--- Supplied entries ---

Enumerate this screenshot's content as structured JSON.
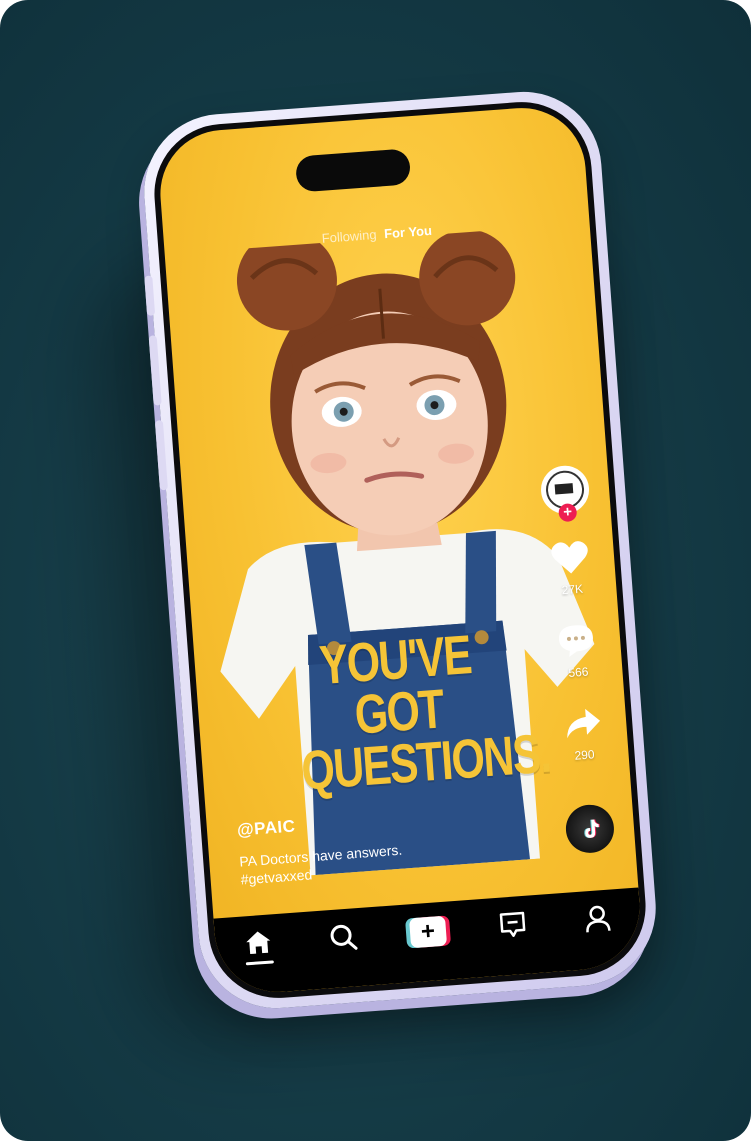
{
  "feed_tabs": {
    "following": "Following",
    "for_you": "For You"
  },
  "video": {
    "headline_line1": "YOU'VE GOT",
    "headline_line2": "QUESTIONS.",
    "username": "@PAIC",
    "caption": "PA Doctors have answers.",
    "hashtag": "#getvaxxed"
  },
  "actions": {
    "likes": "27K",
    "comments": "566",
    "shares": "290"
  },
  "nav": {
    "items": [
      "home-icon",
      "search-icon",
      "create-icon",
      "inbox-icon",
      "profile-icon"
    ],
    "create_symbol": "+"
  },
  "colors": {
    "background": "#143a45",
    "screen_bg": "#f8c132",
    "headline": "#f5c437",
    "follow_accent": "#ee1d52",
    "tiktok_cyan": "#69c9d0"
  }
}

---
--- Supplied entries ---

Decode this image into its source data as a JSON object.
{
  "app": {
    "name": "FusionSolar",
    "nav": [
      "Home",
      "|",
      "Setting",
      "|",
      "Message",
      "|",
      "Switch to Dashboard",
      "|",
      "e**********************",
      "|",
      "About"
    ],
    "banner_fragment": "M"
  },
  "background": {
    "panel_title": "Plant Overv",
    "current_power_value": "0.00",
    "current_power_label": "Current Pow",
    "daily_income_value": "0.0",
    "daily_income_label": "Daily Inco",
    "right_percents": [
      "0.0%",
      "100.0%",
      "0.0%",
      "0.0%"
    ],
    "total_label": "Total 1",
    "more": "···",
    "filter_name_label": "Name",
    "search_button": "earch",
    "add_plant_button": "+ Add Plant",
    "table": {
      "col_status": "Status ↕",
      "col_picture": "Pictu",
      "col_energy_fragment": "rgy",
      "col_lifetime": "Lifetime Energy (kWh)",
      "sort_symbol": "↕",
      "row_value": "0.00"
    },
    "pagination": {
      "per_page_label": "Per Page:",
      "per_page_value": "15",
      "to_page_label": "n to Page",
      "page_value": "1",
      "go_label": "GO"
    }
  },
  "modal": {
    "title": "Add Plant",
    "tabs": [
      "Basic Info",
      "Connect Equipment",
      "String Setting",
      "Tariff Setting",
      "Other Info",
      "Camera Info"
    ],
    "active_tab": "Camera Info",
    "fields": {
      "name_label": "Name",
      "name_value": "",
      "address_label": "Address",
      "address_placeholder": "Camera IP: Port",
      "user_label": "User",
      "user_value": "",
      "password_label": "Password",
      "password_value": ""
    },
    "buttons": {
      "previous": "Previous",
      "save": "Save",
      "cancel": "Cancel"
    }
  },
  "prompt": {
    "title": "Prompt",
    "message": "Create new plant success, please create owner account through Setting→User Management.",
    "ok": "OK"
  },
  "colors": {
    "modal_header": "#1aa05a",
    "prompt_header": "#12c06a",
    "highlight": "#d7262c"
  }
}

---
--- Supplied entries ---

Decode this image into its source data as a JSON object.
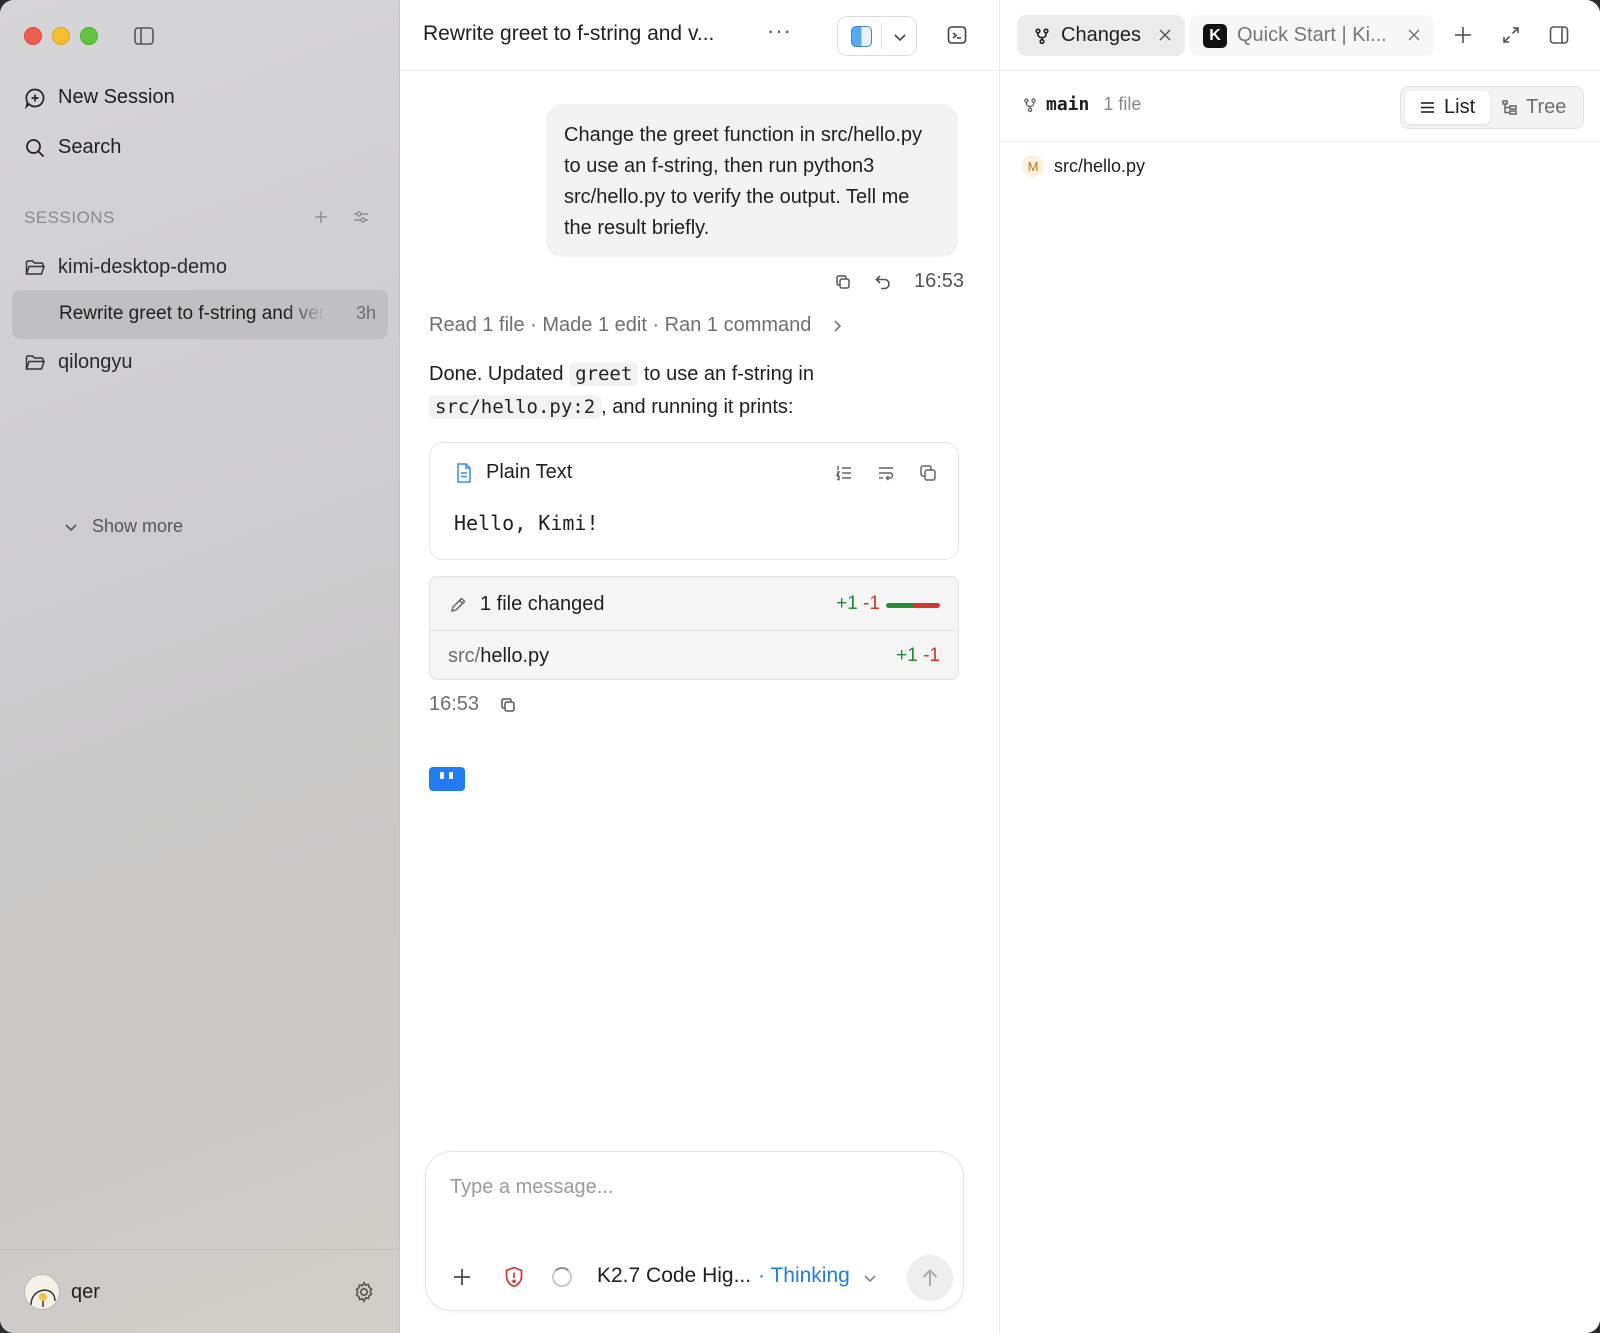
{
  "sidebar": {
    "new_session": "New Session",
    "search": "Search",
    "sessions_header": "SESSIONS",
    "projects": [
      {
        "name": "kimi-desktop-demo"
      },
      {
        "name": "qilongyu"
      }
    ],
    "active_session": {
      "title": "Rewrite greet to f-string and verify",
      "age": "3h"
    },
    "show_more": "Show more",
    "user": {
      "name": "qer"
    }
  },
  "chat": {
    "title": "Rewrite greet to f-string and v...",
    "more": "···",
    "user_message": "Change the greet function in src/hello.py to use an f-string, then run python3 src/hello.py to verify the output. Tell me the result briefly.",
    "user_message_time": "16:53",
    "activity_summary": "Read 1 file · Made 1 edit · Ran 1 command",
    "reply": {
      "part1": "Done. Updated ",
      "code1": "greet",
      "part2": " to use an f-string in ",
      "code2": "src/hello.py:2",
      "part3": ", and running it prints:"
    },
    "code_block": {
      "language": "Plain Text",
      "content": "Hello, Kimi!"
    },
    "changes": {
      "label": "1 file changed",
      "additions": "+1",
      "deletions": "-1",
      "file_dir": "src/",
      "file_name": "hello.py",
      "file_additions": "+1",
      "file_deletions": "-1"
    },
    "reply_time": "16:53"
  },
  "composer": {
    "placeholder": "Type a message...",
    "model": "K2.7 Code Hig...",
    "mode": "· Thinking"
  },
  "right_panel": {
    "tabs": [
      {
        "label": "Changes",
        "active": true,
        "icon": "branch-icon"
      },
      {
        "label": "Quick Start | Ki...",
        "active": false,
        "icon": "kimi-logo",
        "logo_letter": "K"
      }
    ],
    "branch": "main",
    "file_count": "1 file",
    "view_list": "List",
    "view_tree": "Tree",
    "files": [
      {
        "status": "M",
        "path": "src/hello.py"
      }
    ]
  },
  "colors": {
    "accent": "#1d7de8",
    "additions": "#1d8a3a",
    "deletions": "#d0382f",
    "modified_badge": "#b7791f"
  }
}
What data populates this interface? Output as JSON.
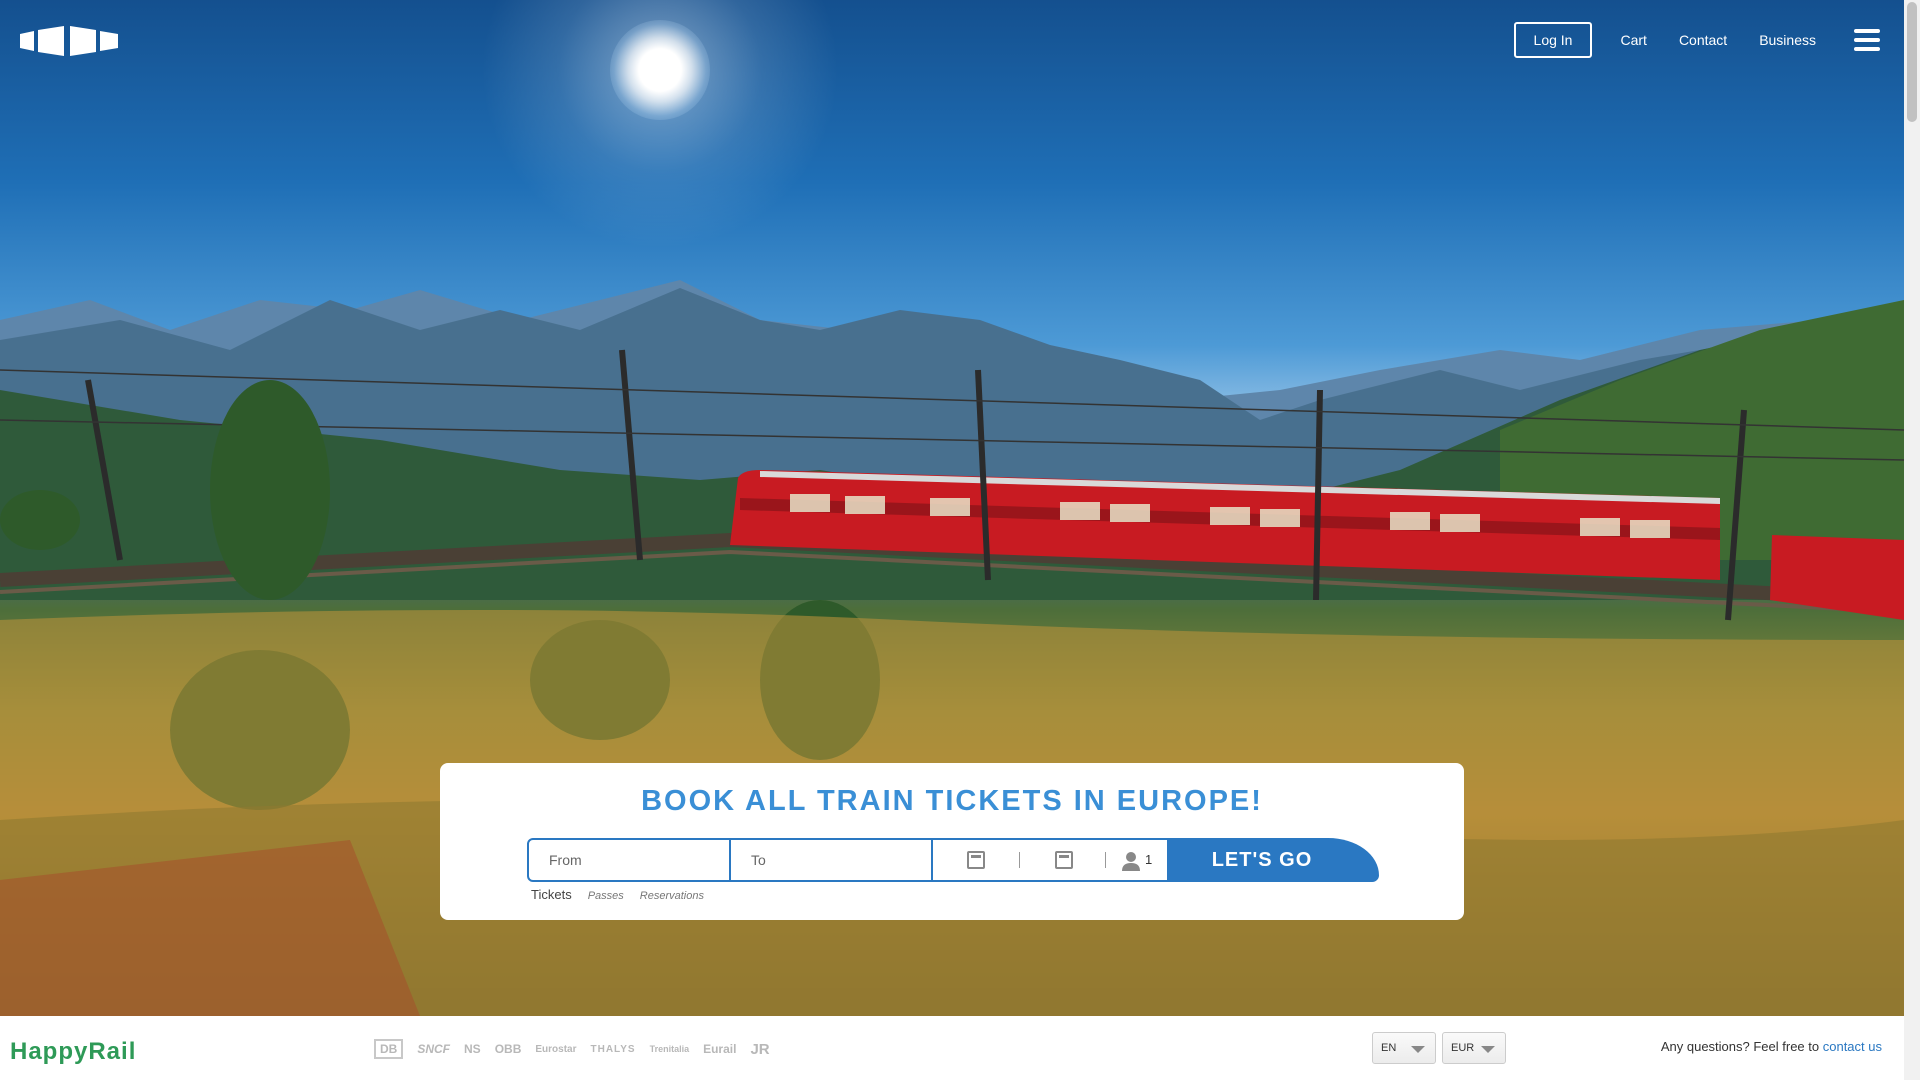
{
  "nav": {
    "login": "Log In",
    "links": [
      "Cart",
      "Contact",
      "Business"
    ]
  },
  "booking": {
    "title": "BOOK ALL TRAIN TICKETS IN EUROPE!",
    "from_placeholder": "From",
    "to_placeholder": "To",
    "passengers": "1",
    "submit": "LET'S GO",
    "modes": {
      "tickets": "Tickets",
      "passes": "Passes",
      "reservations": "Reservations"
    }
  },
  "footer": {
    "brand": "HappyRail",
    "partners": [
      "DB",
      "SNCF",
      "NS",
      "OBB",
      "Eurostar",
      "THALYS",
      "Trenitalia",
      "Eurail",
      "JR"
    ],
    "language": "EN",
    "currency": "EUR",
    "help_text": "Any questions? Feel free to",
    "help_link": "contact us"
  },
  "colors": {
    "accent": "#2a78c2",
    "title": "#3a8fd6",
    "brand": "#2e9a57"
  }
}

---

> _Work to be completed_
Give the number of lines in the records that contain the string "Camera", with no other output.

> _Task output_
3